What is expected:
Every entry below should be transcribed exactly; pictures stay out of the copy.

Material for this task:

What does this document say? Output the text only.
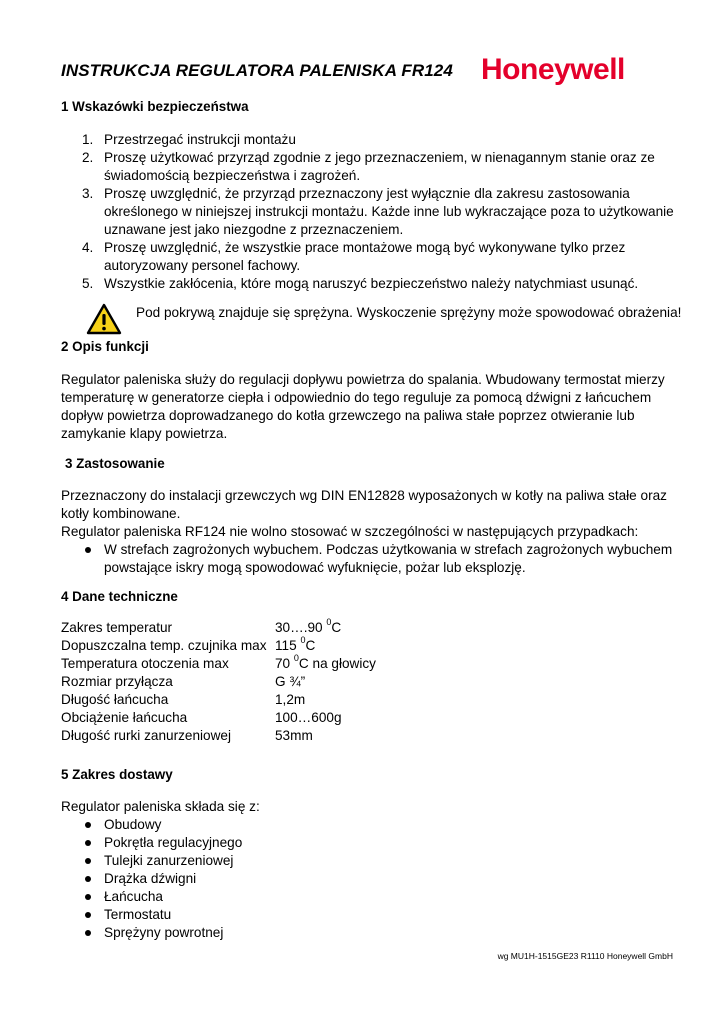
INSTRUKCJA REGULATORA PALENISKA FR124 Honeywell
1 Wskazówki bezpieczeństwa
1. Przestrzegać instrukcji montażu
2. Proszę użytkować przyrząd zgodnie z jego przeznaczeniem, w nienagannym stanie oraz ze
świadomością bezpieczeństwa i zagrożeń.
3. Proszę uwzględnić, że przyrząd przeznaczony jest wyłącznie dla zakresu zastosowania
określonego w niniejszej instrukcji montażu. Każde inne lub wykraczające poza to użytkowanie
uznawane jest jako niezgodne z przeznaczeniem.
4. Proszę uwzględnić, że wszystkie prace montażowe mogą być wykonywane tylko przez
autoryzowany personel fachowy.
5. Wszystkie zakłócenia, które mogą naruszyć bezpieczeństwo należy natychmiast usunąć.
Pod pokrywą znajduje się sprężyna. Wyskoczenie sprężyny może spowodować obrażenia!
2 Opis funkcji
Regulator paleniska służy do regulacji dopływu powietrza do spalania. Wbudowany termostat mierzy
temperaturę w generatorze ciepła i odpowiednio do tego reguluje za pomocą dźwigni z łańcuchem
dopływ powietrza doprowadzanego do kotła grzewczego na paliwa stałe poprzez otwieranie lub
zamykanie klapy powietrza.
3 Zastosowanie
Przeznaczony do instalacji grzewczych wg DIN EN12828 wyposażonych w kotły na paliwa stałe oraz
kotły kombinowane.
Regulator paleniska RF124 nie wolno stosować w szczególności w następujących przypadkach:
W strefach zagrożonych wybuchem. Podczas użytkowania w strefach zagrożonych wybuchem
powstające iskry mogą spowodować wyfuknięcie, pożar lub eksplozję.
4 Dane techniczne
Zakres temperatur	30….90 $^0$C
Dopuszczalna temp. czujnika max	115 $^0$C
Temperatura otoczenia max	70 $^0$C na głowicy
Rozmiar przyłącza	G ¾”
Długość łańcucha	1,2m
Obciążenie łańcucha	100…600g
Długość rurki zanurzeniowej	53mm
5 Zakres dostawy
Regulator paleniska składa się z:
Obudowy
Pokrętła regulacyjnego
Tulejki zanurzeniowej
Drążka dźwigni
Łańcucha
Termostatu
Sprężyny powrotnej
wg MU1H-1515GE23 R1110 Honeywell GmbH
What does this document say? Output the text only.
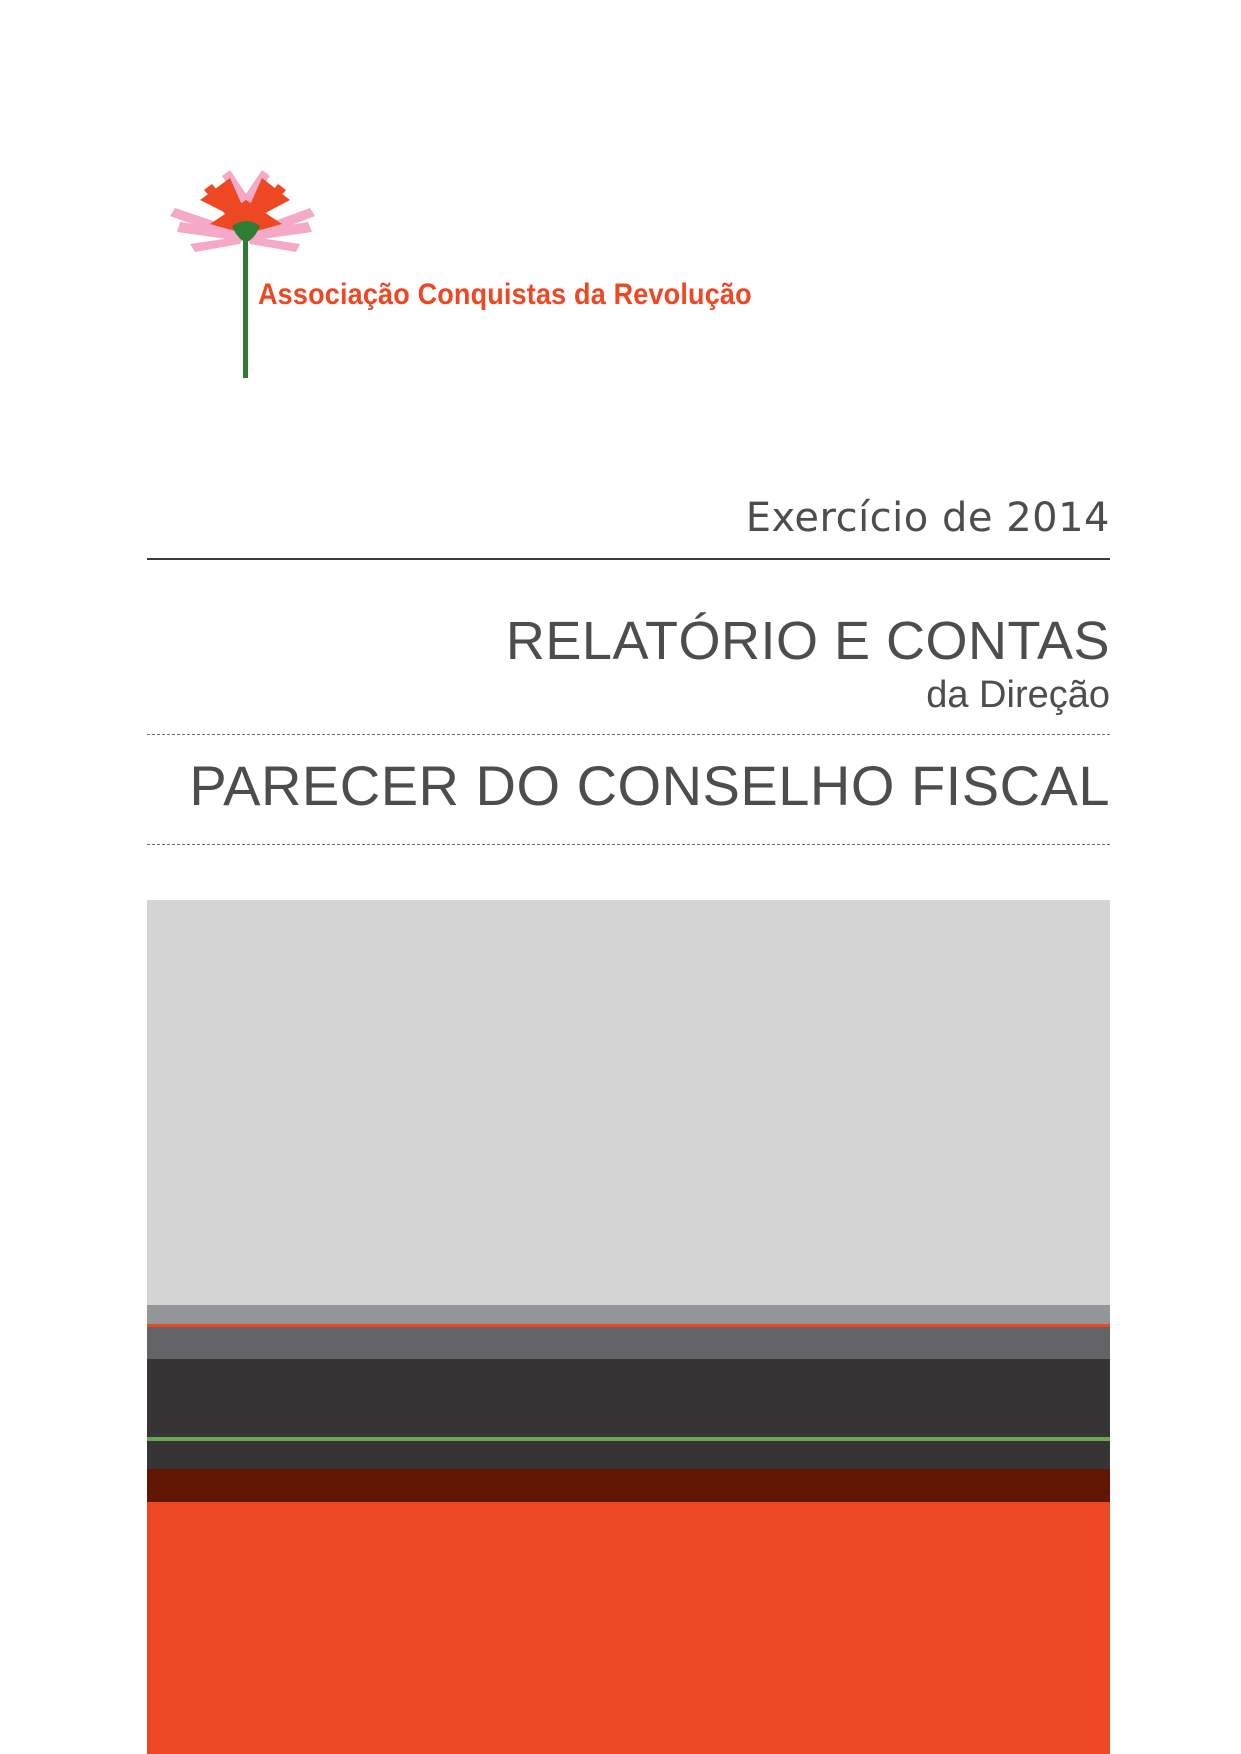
Associação Conquistas da Revolução
Exercício de 2014
RELATÓRIO E CONTAS
da Direção
PARECER DO CONSELHO FISCAL
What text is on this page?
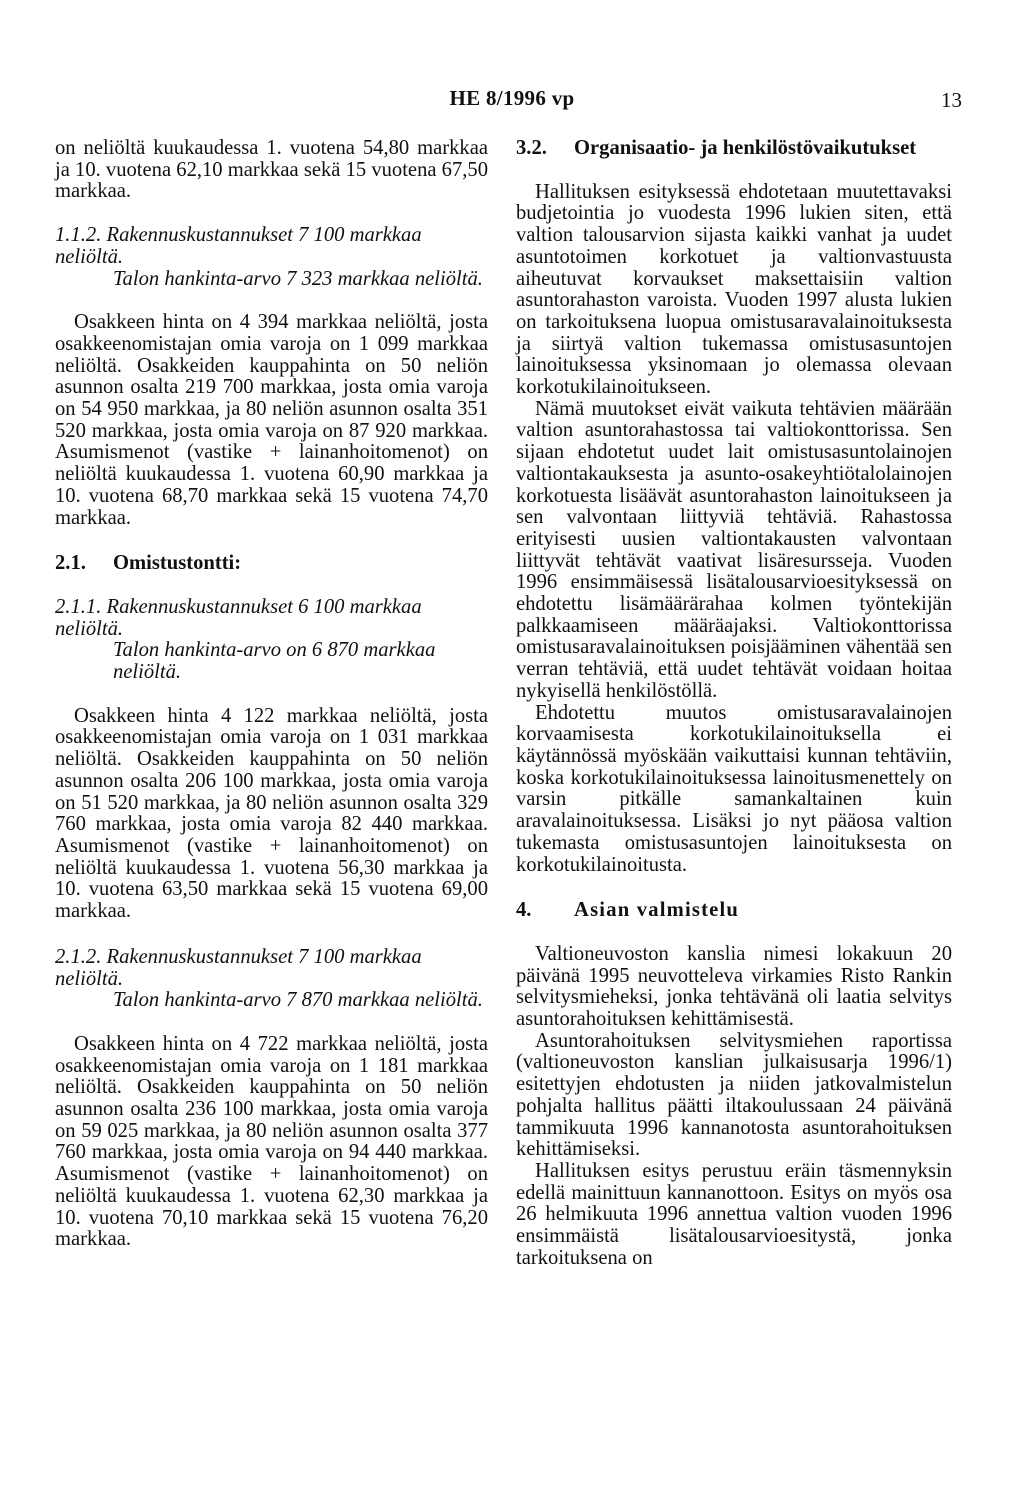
HE 8/1996 vp	13

on neliöltä kuukaudessa 1. vuotena 54,80 markkaa ja 10. vuotena 62,10 markkaa sekä 15 vuotena 67,50 markkaa.

1.1.2. Rakennuskustannukset 7 100 markkaa neliöltä.
Talon hankinta-arvo 7 323 markkaa neliöltä.

Osakkeen hinta on 4 394 markkaa neliöltä, josta osakkeenomistajan omia varoja on 1 099 markkaa neliöltä. Osakkeiden kauppahinta on 50 neliön asunnon osalta 219 700 markkaa, josta omia varoja on 54 950 markkaa, ja 80 neliön asunnon osalta 351 520 markkaa, josta omia varoja on 87 920 markkaa. Asumismenot (vastike + lainanhoitomenot) on neliöltä kuukaudessa 1. vuotena 60,90 markkaa ja 10. vuotena 68,70 markkaa sekä 15 vuotena 74,70 markkaa.

2.1. Omistustontti:
2.1.1. Rakennuskustannukset 6 100 markkaa neliöltä.
Talon hankinta-arvo on 6 870 markkaa neliöltä.

Osakkeen hinta 4 122 markkaa neliöltä, josta osakkeenomistajan omia varoja on 1 031 markkaa neliöltä. Osakkeiden kauppahinta on 50 neliön asunnon osalta 206 100 markkaa, josta omia varoja on 51 520 markkaa, ja 80 neliön asunnon osalta 329 760 markkaa, josta omia varoja 82 440 markkaa. Asumismenot (vastike + lainanhoitomenot) on neliöltä kuukaudessa 1. vuotena 56,30 markkaa ja 10. vuotena 63,50 markkaa sekä 15 vuotena 69,00 markkaa.

2.1.2. Rakennuskustannukset 7 100 markkaa neliöltä.
Talon hankinta-arvo 7 870 markkaa neliöltä.

Osakkeen hinta on 4 722 markkaa neliöltä, josta osakkeenomistajan omia varoja on 1 181 markkaa neliöltä. Osakkeiden kauppahinta on 50 neliön asunnon osalta 236 100 markkaa, josta omia varoja on 59 025 markkaa, ja 80 neliön asunnon osalta 377 760 markkaa, josta omia varoja on 94 440 markkaa. Asumismenot (vastike + lainanhoitomenot) on neliöltä kuukaudessa 1. vuotena 62,30 markkaa ja 10. vuotena 70,10 markkaa sekä 15 vuotena 76,20 markkaa.

3.2. Organisaatio- ja henkilöstövaikutukset

Hallituksen esityksessä ehdotetaan muutettavaksi budjetointia jo vuodesta 1996 lukien siten, että valtion talousarvion sijasta kaikki vanhat ja uudet asuntotoimen korkotuet ja valtionvastuusta aiheutuvat korvaukset maksettaisiin valtion asuntorahaston varoista. Vuoden 1997 alusta lukien on tarkoituksena luopua omistusaravalainoituksesta ja siirtyä valtion tukemassa omistusasuntojen lainoituksessa yksinomaan jo olemassa olevaan korkotukilainoitukseen.

Nämä muutokset eivät vaikuta tehtävien määrään valtion asuntorahastossa tai valtiokonttorissa. Sen sijaan ehdotetut uudet lait omistusasuntolainojen valtiontakauksesta ja asunto-osakeyhtiötalolainojen korkotuesta lisäävät asuntorahaston lainoitukseen ja sen valvontaan liittyviä tehtäviä. Rahastossa erityisesti uusien valtiontakausten valvontaan liittyvät tehtävät vaativat lisäresursseja. Vuoden 1996 ensimmäisessä lisätalousarvioesityksessä on ehdotettu lisämäärärahaa kolmen työntekijän palkkaamiseen määräajaksi. Valtiokonttorissa omistusaravalainoituksen poisjääminen vähentää sen verran tehtäviä, että uudet tehtävät voidaan hoitaa nykyisellä henkilöstöllä.

Ehdotettu muutos omistusaravalainojen korvaamisesta korkotukilainoituksella ei käytännössä myöskään vaikuttaisi kunnan tehtäviin, koska korkotukilainoituksessa lainoitusmenettely on varsin pitkälle samankaltainen kuin aravalainoituksessa. Lisäksi jo nyt pääosa valtion tukemasta omistusasuntojen lainoituksesta on korkotukilainoitusta.

4. Asian valmistelu

Valtioneuvoston kanslia nimesi lokakuun 20 päivänä 1995 neuvotteleva virkamies Risto Rankin selvitysmieheksi, jonka tehtävänä oli laatia selvitys asuntorahoituksen kehittämisestä.

Asuntorahoituksen selvitysmiehen raportissa (valtioneuvoston kanslian julkaisusarja 1996/1) esitettyjen ehdotusten ja niiden jatkovalmistelun pohjalta hallitus päätti iltakoulussaan 24 päivänä tammikuuta 1996 kannanotosta asuntorahoituksen kehittämiseksi.

Hallituksen esitys perustuu eräin täsmennyksin edellä mainittuun kannanottoon. Esitys on myös osa 26 helmikuuta 1996 annettua valtion vuoden 1996 ensimmäistä lisätalousarvioesitystä, jonka tarkoituksena on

Completed task:
What does this document say? Output the text only.
INSTRUKCJA REGULATORA PALENISKA FR124 Honeywell
1 Wskazówki bezpieczeństwa
1. Przestrzegać instrukcji montażu
2. Proszę użytkować przyrząd zgodnie z jego przeznaczeniem, w nienagannym stanie oraz ze
świadomością bezpieczeństwa i zagrożeń.
3. Proszę uwzględnić, że przyrząd przeznaczony jest wyłącznie dla zakresu zastosowania
określonego w niniejszej instrukcji montażu. Każde inne lub wykraczające poza to użytkowanie
uznawane jest jako niezgodne z przeznaczeniem.
4. Proszę uwzględnić, że wszystkie prace montażowe mogą być wykonywane tylko przez
autoryzowany personel fachowy.
5. Wszystkie zakłócenia, które mogą naruszyć bezpieczeństwo należy natychmiast usunąć.
Pod pokrywą znajduje się sprężyna. Wyskoczenie sprężyny może spowodować obrażenia!
2 Opis funkcji
Regulator paleniska służy do regulacji dopływu powietrza do spalania. Wbudowany termostat mierzy
temperaturę w generatorze ciepła i odpowiednio do tego reguluje za pomocą dźwigni z łańcuchem
dopływ powietrza doprowadzanego do kotła grzewczego na paliwa stałe poprzez otwieranie lub
zamykanie klapy powietrza.
3 Zastosowanie
Przeznaczony do instalacji grzewczych wg DIN EN12828 wyposażonych w kotły na paliwa stałe oraz
kotły kombinowane.
Regulator paleniska RF124 nie wolno stosować w szczególności w następujących przypadkach:
W strefach zagrożonych wybuchem. Podczas użytkowania w strefach zagrożonych wybuchem
powstające iskry mogą spowodować wyfuknięcie, pożar lub eksplozję.
4 Dane techniczne
Zakres temperatur	30….90 $^0$C
Dopuszczalna temp. czujnika max	115 $^0$C
Temperatura otoczenia max	70 $^0$C na głowicy
Rozmiar przyłącza	G ¾”
Długość łańcucha	1,2m
Obciążenie łańcucha	100…600g
Długość rurki zanurzeniowej	53mm
5 Zakres dostawy
Regulator paleniska składa się z:
Obudowy
Pokrętła regulacyjnego
Tulejki zanurzeniowej
Drążka dźwigni
Łańcucha
Termostatu
Sprężyny powrotnej
wg MU1H-1515GE23 R1110 Honeywell GmbH
What does this document say? Output the text only.
Associação Conquistas da Revolução
Exercício de 2014
RELATÓRIO E CONTAS
da Direção
PARECER DO CONSELHO FISCAL
What text is on this page?
HE 8/1996 vp	13

on neliöltä kuukaudessa 1. vuotena 54,80 markkaa ja 10. vuotena 62,10 markkaa sekä 15 vuotena 67,50 markkaa.

1.1.2. Rakennuskustannukset 7 100 markkaa neliöltä.
Talon hankinta-arvo 7 323 markkaa neliöltä.

Osakkeen hinta on 4 394 markkaa neliöltä, josta osakkeenomistajan omia varoja on 1 099 markkaa neliöltä. Osakkeiden kauppahinta on 50 neliön asunnon osalta 219 700 markkaa, josta omia varoja on 54 950 markkaa, ja 80 neliön asunnon osalta 351 520 markkaa, josta omia varoja on 87 920 markkaa. Asumismenot (vastike + lainanhoitomenot) on neliöltä kuukaudessa 1. vuotena 60,90 markkaa ja 10. vuotena 68,70 markkaa sekä 15 vuotena 74,70 markkaa.

2.1. Omistustontti:
2.1.1. Rakennuskustannukset 6 100 markkaa neliöltä.
Talon hankinta-arvo on 6 870 markkaa neliöltä.

Osakkeen hinta 4 122 markkaa neliöltä, josta osakkeenomistajan omia varoja on 1 031 markkaa neliöltä. Osakkeiden kauppahinta on 50 neliön asunnon osalta 206 100 markkaa, josta omia varoja on 51 520 markkaa, ja 80 neliön asunnon osalta 329 760 markkaa, josta omia varoja 82 440 markkaa. Asumismenot (vastike + lainanhoitomenot) on neliöltä kuukaudessa 1. vuotena 56,30 markkaa ja 10. vuotena 63,50 markkaa sekä 15 vuotena 69,00 markkaa.

2.1.2. Rakennuskustannukset 7 100 markkaa neliöltä.
Talon hankinta-arvo 7 870 markkaa neliöltä.

Osakkeen hinta on 4 722 markkaa neliöltä, josta osakkeenomistajan omia varoja on 1 181 markkaa neliöltä. Osakkeiden kauppahinta on 50 neliön asunnon osalta 236 100 markkaa, josta omia varoja on 59 025 markkaa, ja 80 neliön asunnon osalta 377 760 markkaa, josta omia varoja on 94 440 markkaa. Asumismenot (vastike + lainanhoitomenot) on neliöltä kuukaudessa 1. vuotena 62,30 markkaa ja 10. vuotena 70,10 markkaa sekä 15 vuotena 76,20 markkaa.

3.2. Organisaatio- ja henkilöstövaikutukset

Hallituksen esityksessä ehdotetaan muutettavaksi budjetointia jo vuodesta 1996 lukien siten, että valtion talousarvion sijasta kaikki vanhat ja uudet asuntotoimen korkotuet ja valtionvastuusta aiheutuvat korvaukset maksettaisiin valtion asuntorahaston varoista. Vuoden 1997 alusta lukien on tarkoituksena luopua omistusaravalainoituksesta ja siirtyä valtion tukemassa omistusasuntojen lainoituksessa yksinomaan jo olemassa olevaan korkotukilainoitukseen.

Nämä muutokset eivät vaikuta tehtävien määrään valtion asuntorahastossa tai valtiokonttorissa. Sen sijaan ehdotetut uudet lait omistusasuntolainojen valtiontakauksesta ja asunto-osakeyhtiötalolainojen korkotuesta lisäävät asuntorahaston lainoitukseen ja sen valvontaan liittyviä tehtäviä. Rahastossa erityisesti uusien valtiontakausten valvontaan liittyvät tehtävät vaativat lisäresursseja. Vuoden 1996 ensimmäisessä lisätalousarvioesityksessä on ehdotettu lisämäärärahaa kolmen työntekijän palkkaamiseen määräajaksi. Valtiokonttorissa omistusaravalainoituksen poisjääminen vähentää sen verran tehtäviä, että uudet tehtävät voidaan hoitaa nykyisellä henkilöstöllä.

Ehdotettu muutos omistusaravalainojen korvaamisesta korkotukilainoituksella ei käytännössä myöskään vaikuttaisi kunnan tehtäviin, koska korkotukilainoituksessa lainoitusmenettely on varsin pitkälle samankaltainen kuin aravalainoituksessa. Lisäksi jo nyt pääosa valtion tukemasta omistusasuntojen lainoituksesta on korkotukilainoitusta.

4. Asian valmistelu

Valtioneuvoston kanslia nimesi lokakuun 20 päivänä 1995 neuvotteleva virkamies Risto Rankin selvitysmieheksi, jonka tehtävänä oli laatia selvitys asuntorahoituksen kehittämisestä.

Asuntorahoituksen selvitysmiehen raportissa (valtioneuvoston kanslian julkaisusarja 1996/1) esitettyjen ehdotusten ja niiden jatkovalmistelun pohjalta hallitus päätti iltakoulussaan 24 päivänä tammikuuta 1996 kannanotosta asuntorahoituksen kehittämiseksi.

Hallituksen esitys perustuu eräin täsmennyksin edellä mainittuun kannanottoon. Esitys on myös osa 26 helmikuuta 1996 annettua valtion vuoden 1996 ensimmäistä lisätalousarvioesitystä, jonka tarkoituksena on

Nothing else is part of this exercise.